▶ **Task prompt**: All records should be reproduced verbatim.

▶ **Entries supplied**:
§

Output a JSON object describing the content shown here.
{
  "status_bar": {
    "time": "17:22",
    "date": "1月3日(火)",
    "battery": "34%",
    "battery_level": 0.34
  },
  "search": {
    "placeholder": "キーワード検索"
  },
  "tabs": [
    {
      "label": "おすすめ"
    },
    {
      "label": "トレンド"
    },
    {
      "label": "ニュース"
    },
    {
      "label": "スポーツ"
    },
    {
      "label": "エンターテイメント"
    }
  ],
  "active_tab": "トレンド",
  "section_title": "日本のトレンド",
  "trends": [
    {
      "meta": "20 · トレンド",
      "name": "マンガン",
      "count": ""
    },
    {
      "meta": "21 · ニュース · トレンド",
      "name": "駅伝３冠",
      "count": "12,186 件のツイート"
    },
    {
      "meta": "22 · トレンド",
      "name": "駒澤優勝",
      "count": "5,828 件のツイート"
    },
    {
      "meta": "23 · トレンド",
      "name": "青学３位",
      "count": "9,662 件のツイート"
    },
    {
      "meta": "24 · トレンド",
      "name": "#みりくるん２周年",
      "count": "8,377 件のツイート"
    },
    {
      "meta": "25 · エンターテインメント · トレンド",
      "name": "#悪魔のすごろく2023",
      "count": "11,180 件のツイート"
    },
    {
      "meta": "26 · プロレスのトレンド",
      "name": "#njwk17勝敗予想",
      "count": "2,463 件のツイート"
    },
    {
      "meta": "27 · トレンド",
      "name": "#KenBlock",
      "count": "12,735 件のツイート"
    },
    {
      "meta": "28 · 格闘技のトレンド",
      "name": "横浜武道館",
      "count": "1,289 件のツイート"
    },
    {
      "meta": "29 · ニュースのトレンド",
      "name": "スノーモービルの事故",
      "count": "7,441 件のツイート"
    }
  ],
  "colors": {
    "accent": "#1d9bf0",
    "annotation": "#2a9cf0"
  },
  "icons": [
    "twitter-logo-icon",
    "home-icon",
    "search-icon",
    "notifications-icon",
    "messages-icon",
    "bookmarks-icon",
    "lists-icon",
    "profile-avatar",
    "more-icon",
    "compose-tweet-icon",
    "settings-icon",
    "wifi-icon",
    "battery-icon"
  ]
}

§

▶ **Answer to the task**:
Output a JSON object describing the content shown here.
{
  "status_bar": {
    "time": "17:22",
    "date": "1月3日(火)",
    "battery": "34%",
    "battery_level": 0.34
  },
  "search": {
    "placeholder": "キーワード検索"
  },
  "tabs": [
    {
      "label": "おすすめ"
    },
    {
      "label": "トレンド"
    },
    {
      "label": "ニュース"
    },
    {
      "label": "スポーツ"
    },
    {
      "label": "エンターテイメント"
    }
  ],
  "active_tab": "トレンド",
  "section_title": "日本のトレンド",
  "trends": [
    {
      "meta": "20 · トレンド",
      "name": "マンガン",
      "count": ""
    },
    {
      "meta": "21 · ニュース · トレンド",
      "name": "駅伝３冠",
      "count": "12,186 件のツイート"
    },
    {
      "meta": "22 · トレンド",
      "name": "駒澤優勝",
      "count": "5,828 件のツイート"
    },
    {
      "meta": "23 · トレンド",
      "name": "青学３位",
      "count": "9,662 件のツイート"
    },
    {
      "meta": "24 · トレンド",
      "name": "#みりくるん２周年",
      "count": "8,377 件のツイート"
    },
    {
      "meta": "25 · エンターテインメント · トレンド",
      "name": "#悪魔のすごろく2023",
      "count": "11,180 件のツイート"
    },
    {
      "meta": "26 · プロレスのトレンド",
      "name": "#njwk17勝敗予想",
      "count": "2,463 件のツイート"
    },
    {
      "meta": "27 · トレンド",
      "name": "#KenBlock",
      "count": "12,735 件のツイート"
    },
    {
      "meta": "28 · 格闘技のトレンド",
      "name": "横浜武道館",
      "count": "1,289 件のツイート"
    },
    {
      "meta": "29 · ニュースのトレンド",
      "name": "スノーモービルの事故",
      "count": "7,441 件のツイート"
    }
  ],
  "colors": {
    "accent": "#1d9bf0",
    "annotation": "#2a9cf0"
  },
  "icons": [
    "twitter-logo-icon",
    "home-icon",
    "search-icon",
    "notifications-icon",
    "messages-icon",
    "bookmarks-icon",
    "lists-icon",
    "profile-avatar",
    "more-icon",
    "compose-tweet-icon",
    "settings-icon",
    "wifi-icon",
    "battery-icon"
  ]
}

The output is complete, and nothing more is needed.